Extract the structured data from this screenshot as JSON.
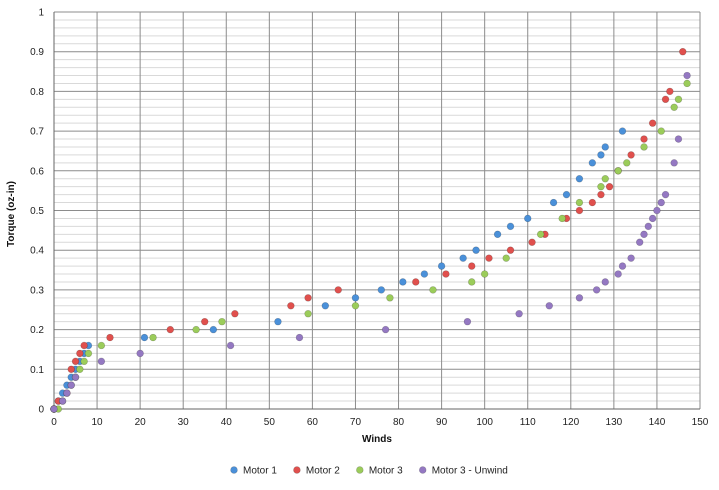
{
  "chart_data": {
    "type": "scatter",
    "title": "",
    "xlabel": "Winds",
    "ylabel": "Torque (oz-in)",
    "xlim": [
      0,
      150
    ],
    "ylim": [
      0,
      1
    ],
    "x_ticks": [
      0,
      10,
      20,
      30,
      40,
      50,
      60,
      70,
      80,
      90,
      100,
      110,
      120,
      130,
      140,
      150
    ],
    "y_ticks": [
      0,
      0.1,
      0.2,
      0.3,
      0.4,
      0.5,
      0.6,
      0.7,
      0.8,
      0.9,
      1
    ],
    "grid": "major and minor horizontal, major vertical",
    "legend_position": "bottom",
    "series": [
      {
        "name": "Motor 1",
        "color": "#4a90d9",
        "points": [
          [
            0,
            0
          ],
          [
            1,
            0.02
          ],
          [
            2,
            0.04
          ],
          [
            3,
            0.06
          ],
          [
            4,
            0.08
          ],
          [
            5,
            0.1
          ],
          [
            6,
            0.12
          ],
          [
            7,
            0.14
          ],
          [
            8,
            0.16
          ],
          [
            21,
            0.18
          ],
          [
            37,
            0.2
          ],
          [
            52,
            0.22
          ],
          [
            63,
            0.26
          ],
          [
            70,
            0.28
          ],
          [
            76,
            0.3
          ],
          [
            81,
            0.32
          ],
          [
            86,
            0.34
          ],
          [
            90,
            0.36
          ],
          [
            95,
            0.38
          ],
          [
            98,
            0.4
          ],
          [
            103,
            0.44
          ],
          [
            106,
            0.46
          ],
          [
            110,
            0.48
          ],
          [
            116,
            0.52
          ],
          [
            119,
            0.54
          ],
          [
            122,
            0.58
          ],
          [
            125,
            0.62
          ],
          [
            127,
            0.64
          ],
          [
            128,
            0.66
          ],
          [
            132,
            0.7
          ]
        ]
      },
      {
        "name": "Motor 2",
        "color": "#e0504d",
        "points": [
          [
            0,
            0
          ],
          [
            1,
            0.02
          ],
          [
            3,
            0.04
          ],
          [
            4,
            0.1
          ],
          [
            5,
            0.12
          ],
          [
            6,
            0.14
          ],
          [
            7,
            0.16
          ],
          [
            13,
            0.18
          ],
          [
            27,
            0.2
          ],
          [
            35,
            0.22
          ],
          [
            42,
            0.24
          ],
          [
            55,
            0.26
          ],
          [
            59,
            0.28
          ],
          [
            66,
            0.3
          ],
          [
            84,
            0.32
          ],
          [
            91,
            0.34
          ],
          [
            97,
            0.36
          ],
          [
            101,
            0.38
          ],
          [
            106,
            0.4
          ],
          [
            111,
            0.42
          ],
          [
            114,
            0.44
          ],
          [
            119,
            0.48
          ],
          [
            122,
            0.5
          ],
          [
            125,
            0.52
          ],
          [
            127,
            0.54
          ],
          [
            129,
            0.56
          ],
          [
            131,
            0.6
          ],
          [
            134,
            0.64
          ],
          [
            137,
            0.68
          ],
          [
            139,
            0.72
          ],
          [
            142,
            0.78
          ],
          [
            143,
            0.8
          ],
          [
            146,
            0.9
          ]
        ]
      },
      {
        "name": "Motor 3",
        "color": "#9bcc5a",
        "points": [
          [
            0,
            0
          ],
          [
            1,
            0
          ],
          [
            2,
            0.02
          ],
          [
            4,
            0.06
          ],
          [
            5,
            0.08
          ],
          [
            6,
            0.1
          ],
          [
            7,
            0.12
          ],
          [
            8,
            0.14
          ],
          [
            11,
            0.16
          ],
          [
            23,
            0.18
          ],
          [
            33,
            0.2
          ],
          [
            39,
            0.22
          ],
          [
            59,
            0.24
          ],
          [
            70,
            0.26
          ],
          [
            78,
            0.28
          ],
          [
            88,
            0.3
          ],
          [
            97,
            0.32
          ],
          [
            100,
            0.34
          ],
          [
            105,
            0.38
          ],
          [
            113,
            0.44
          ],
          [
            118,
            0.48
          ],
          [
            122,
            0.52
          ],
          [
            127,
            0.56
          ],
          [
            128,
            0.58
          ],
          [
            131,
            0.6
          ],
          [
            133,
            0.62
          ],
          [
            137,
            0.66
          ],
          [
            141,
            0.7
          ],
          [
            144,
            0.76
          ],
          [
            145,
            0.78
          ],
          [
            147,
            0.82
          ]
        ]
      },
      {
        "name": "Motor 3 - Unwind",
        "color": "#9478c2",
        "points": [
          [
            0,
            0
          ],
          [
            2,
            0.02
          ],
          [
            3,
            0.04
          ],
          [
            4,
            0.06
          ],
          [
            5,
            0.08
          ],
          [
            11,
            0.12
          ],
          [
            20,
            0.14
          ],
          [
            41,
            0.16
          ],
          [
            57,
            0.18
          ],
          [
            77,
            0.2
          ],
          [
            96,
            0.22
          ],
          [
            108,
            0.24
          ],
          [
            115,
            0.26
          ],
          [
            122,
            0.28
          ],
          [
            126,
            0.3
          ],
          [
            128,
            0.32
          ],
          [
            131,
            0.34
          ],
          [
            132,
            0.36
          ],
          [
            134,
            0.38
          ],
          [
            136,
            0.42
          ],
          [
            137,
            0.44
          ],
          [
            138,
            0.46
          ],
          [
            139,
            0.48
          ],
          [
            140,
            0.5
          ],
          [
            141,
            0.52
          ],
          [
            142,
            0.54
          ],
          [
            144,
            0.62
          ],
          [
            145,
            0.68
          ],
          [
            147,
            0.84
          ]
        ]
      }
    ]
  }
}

--

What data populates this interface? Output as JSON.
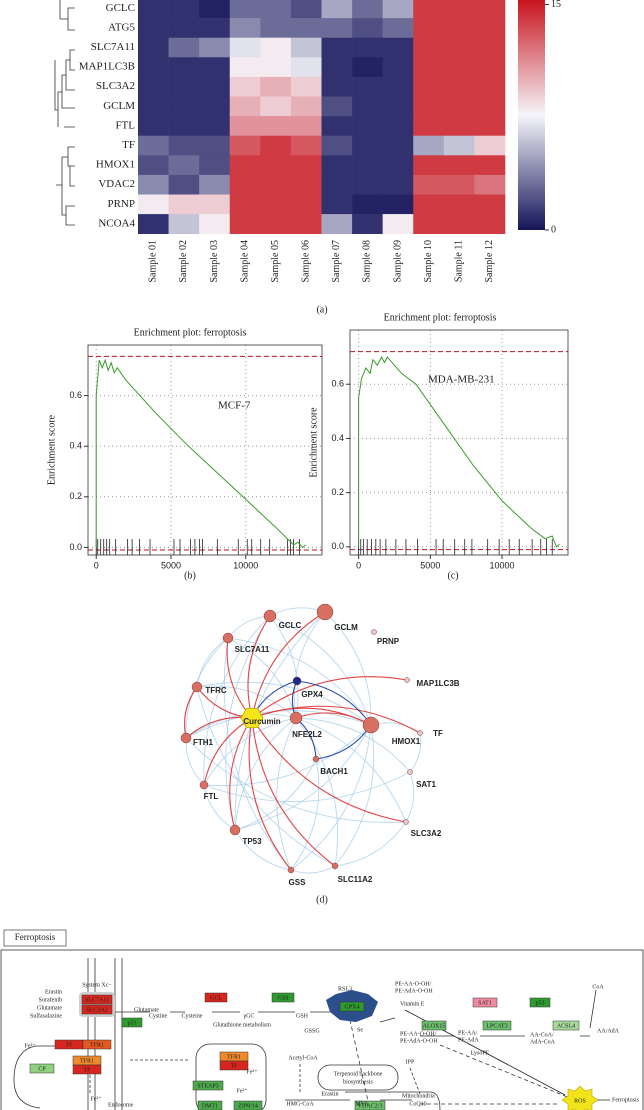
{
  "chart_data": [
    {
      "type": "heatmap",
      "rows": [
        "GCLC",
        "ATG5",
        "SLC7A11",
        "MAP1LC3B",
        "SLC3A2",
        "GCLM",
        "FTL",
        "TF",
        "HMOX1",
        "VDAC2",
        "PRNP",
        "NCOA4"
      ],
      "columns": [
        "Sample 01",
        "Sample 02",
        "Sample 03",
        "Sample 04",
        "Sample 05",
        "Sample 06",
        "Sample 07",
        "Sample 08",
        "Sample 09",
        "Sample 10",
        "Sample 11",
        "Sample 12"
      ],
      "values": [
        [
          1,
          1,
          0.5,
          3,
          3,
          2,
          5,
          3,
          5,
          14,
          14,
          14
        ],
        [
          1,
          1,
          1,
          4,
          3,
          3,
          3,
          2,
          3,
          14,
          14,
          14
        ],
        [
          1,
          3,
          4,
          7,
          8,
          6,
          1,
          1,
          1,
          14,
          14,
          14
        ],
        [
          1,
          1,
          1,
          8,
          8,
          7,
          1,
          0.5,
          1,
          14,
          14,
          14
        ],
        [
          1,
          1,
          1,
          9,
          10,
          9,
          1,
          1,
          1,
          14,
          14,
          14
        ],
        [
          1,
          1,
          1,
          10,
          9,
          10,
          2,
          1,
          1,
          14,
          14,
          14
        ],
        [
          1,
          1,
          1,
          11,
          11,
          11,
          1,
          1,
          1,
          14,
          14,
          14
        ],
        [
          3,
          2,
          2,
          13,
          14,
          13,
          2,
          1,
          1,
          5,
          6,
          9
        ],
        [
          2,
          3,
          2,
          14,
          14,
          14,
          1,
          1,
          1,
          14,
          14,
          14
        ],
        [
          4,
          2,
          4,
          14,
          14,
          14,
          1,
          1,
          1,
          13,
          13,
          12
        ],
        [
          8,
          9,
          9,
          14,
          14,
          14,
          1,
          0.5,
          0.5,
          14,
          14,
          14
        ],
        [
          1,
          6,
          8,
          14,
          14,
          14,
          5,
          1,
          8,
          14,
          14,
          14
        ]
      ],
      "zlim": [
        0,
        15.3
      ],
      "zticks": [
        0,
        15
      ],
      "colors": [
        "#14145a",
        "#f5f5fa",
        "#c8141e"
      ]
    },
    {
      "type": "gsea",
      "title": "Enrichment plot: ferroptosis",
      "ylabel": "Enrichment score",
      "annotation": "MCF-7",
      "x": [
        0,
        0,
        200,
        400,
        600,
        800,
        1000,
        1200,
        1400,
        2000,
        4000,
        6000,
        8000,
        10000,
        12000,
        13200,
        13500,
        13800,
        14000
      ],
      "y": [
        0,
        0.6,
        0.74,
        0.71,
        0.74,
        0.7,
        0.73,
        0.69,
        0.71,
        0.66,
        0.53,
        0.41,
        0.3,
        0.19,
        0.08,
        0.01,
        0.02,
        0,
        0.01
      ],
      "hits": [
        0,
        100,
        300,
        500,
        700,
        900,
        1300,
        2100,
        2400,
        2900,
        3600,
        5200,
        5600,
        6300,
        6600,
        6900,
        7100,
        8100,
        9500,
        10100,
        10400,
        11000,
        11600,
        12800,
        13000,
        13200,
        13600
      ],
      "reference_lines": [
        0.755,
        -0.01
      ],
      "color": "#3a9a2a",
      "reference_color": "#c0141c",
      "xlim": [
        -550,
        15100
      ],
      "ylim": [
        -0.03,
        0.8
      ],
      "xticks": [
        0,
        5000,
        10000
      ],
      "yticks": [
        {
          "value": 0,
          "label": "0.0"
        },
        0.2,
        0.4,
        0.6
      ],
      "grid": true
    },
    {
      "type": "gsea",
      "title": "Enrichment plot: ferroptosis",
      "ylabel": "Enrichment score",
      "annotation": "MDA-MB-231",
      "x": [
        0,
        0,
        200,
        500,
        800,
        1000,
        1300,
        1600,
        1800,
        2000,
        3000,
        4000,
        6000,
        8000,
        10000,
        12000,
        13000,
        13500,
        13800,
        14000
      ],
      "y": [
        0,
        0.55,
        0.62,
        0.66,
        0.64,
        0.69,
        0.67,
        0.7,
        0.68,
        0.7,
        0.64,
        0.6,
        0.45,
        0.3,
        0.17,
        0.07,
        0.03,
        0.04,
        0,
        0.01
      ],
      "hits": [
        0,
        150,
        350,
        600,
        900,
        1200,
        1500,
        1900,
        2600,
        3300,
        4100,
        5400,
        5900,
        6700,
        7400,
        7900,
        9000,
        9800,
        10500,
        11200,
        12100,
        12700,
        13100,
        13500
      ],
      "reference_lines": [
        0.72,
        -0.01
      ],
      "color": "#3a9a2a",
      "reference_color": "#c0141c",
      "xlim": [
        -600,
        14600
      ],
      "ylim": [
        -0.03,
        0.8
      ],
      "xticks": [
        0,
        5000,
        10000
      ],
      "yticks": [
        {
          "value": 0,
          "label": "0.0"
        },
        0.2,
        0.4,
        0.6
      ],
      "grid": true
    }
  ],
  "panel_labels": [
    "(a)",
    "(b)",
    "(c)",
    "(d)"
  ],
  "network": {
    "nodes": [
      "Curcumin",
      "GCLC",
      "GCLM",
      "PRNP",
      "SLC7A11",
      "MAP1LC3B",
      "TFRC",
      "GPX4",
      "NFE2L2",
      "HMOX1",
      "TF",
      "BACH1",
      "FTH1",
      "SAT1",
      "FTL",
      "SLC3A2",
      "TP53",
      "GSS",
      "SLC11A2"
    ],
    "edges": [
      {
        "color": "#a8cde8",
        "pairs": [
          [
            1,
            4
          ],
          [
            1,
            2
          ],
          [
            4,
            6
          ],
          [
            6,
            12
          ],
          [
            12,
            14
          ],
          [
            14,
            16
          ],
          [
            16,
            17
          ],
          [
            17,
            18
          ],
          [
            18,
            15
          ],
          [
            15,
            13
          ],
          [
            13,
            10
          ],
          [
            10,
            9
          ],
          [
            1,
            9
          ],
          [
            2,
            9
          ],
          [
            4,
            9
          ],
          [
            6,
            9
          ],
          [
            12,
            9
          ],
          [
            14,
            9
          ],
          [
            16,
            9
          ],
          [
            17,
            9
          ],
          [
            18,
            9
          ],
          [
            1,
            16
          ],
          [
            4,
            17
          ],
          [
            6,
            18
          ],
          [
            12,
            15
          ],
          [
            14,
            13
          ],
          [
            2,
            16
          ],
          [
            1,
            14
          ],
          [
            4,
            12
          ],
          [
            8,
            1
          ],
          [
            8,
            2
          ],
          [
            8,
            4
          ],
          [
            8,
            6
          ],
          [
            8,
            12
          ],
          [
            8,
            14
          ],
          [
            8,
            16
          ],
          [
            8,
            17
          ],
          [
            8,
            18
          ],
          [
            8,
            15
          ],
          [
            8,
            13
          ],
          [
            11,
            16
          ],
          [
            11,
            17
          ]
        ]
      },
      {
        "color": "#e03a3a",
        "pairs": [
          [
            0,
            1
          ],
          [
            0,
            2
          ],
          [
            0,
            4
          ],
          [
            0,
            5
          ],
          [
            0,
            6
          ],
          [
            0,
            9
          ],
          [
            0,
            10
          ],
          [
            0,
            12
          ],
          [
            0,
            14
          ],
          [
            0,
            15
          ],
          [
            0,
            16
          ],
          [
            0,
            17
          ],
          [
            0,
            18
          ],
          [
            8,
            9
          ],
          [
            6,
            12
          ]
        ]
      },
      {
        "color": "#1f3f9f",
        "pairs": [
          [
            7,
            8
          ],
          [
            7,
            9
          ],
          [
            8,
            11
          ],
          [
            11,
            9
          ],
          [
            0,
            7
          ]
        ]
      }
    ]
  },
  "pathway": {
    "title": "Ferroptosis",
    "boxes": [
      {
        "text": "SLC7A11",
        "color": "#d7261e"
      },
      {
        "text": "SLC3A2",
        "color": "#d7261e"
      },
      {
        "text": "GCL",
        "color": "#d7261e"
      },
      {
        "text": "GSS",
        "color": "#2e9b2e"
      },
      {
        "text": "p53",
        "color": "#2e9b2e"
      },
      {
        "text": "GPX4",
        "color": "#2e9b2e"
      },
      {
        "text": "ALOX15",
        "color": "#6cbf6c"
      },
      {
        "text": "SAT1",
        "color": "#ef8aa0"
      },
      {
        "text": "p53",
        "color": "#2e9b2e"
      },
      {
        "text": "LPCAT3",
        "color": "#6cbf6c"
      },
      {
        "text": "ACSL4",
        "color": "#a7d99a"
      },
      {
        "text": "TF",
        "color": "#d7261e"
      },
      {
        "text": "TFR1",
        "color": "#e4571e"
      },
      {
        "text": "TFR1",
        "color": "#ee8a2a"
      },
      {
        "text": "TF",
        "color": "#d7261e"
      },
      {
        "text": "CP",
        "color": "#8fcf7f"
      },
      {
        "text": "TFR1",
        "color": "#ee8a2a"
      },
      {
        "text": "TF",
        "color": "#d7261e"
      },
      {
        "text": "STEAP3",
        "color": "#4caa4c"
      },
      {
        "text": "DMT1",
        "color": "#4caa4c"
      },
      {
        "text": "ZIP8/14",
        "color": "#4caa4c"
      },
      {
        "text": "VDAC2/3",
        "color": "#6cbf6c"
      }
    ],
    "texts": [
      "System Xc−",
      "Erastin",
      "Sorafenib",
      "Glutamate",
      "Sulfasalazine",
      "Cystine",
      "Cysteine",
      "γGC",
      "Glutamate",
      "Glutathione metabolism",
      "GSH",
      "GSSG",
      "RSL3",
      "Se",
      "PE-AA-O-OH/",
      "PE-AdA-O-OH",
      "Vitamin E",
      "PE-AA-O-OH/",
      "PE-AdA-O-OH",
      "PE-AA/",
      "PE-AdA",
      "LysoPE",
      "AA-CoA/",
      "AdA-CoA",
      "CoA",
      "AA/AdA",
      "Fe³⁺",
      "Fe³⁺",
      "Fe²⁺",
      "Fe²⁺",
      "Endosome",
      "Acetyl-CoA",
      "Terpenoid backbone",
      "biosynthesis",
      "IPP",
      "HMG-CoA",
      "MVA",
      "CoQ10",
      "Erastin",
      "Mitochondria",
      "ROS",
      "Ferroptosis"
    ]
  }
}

- [Exercise instructions]: Pull out every line above that holds the word "title".

- [Response to this exercise]:
    "title": "",
      "title": "Enrichment plot: ferroptosis",
      "title": "Enrichment plot: ferroptosis",
    "title": "Ferroptosis",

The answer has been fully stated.